━━━━━ Input for this task
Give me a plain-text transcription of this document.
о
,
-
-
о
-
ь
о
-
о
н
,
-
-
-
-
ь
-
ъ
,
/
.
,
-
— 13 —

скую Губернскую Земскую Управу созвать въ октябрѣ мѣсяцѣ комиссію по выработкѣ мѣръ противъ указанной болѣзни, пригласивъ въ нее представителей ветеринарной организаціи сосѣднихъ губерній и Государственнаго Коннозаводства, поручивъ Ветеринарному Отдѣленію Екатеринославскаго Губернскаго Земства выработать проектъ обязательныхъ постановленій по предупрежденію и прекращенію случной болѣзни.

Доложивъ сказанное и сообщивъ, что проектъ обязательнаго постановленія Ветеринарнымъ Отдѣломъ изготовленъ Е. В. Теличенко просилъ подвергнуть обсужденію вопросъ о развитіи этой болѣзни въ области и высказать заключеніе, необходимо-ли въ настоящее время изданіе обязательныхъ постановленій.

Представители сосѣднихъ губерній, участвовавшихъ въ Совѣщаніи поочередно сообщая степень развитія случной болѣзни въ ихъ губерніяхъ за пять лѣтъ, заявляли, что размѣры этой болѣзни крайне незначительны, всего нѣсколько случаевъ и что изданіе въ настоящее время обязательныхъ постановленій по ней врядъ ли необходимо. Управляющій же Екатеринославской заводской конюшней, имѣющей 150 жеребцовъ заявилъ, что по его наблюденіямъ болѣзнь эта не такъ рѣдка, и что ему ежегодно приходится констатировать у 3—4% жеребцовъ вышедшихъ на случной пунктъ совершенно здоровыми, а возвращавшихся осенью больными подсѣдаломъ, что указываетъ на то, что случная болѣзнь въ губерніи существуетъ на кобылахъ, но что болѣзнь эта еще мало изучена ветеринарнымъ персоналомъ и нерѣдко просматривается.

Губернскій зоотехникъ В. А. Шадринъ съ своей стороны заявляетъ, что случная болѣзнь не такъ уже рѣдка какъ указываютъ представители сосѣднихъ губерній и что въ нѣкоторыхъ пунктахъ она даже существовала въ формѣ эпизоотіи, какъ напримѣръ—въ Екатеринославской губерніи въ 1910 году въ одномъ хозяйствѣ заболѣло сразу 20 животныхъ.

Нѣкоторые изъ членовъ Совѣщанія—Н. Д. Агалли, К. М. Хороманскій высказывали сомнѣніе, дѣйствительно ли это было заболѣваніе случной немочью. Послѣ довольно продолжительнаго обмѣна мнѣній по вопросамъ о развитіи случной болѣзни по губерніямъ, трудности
━━━━━━━━━━
Instruction
Reproduce all of the entries word for word.

Solution for this exercise
Give me a plain-text transcription of this document.
о
,
-
-
о
-
ь
о
-
о
н
,
-
-
-
-
ь
-
ъ
,
/
.
,
-
— 13 —

скую Губернскую Земскую Управу созвать въ октябрѣ мѣсяцѣ комиссію по выработкѣ мѣръ противъ указанной болѣзни, пригласивъ въ нее представителей ветеринарной организаціи сосѣднихъ губерній и Государственнаго Коннозаводства, поручивъ Ветеринарному Отдѣленію Екатеринославскаго Губернскаго Земства выработать проектъ обязательныхъ постановленій по предупрежденію и прекращенію случной болѣзни.

Доложивъ сказанное и сообщивъ, что проектъ обязательнаго постановленія Ветеринарнымъ Отдѣломъ изготовленъ Е. В. Теличенко просилъ подвергнуть обсужденію вопросъ о развитіи этой болѣзни въ области и высказать заключеніе, необходимо-ли въ настоящее время изданіе обязательныхъ постановленій.

Представители сосѣднихъ губерній, участвовавшихъ въ Совѣщаніи поочередно сообщая степень развитія случной болѣзни въ ихъ губерніяхъ за пять лѣтъ, заявляли, что размѣры этой болѣзни крайне незначительны, всего нѣсколько случаевъ и что изданіе въ настоящее время обязательныхъ постановленій по ней врядъ ли необходимо. Управляющій же Екатеринославской заводской конюшней, имѣющей 150 жеребцовъ заявилъ, что по его наблюденіямъ болѣзнь эта не такъ рѣдка, и что ему ежегодно приходится констатировать у 3—4% жеребцовъ вышедшихъ на случной пунктъ совершенно здоровыми, а возвращавшихся осенью больными подсѣдаломъ, что указываетъ на то, что случная болѣзнь въ губерніи существуетъ на кобылахъ, но что болѣзнь эта еще мало изучена ветеринарнымъ персоналомъ и нерѣдко просматривается.

Губернскій зоотехникъ В. А. Шадринъ съ своей стороны заявляетъ, что случная болѣзнь не такъ уже рѣдка какъ указываютъ представители сосѣднихъ губерній и что въ нѣкоторыхъ пунктахъ она даже существовала въ формѣ эпизоотіи, какъ напримѣръ—въ Екатеринославской губерніи въ 1910 году въ одномъ хозяйствѣ заболѣло сразу 20 животныхъ.

Нѣкоторые изъ членовъ Совѣщанія—Н. Д. Агалли, К. М. Хороманскій высказывали сомнѣніе, дѣйствительно ли это было заболѣваніе случной немочью. Послѣ довольно продолжительнаго обмѣна мнѣній по вопросамъ о развитіи случной болѣзни по губерніямъ, трудности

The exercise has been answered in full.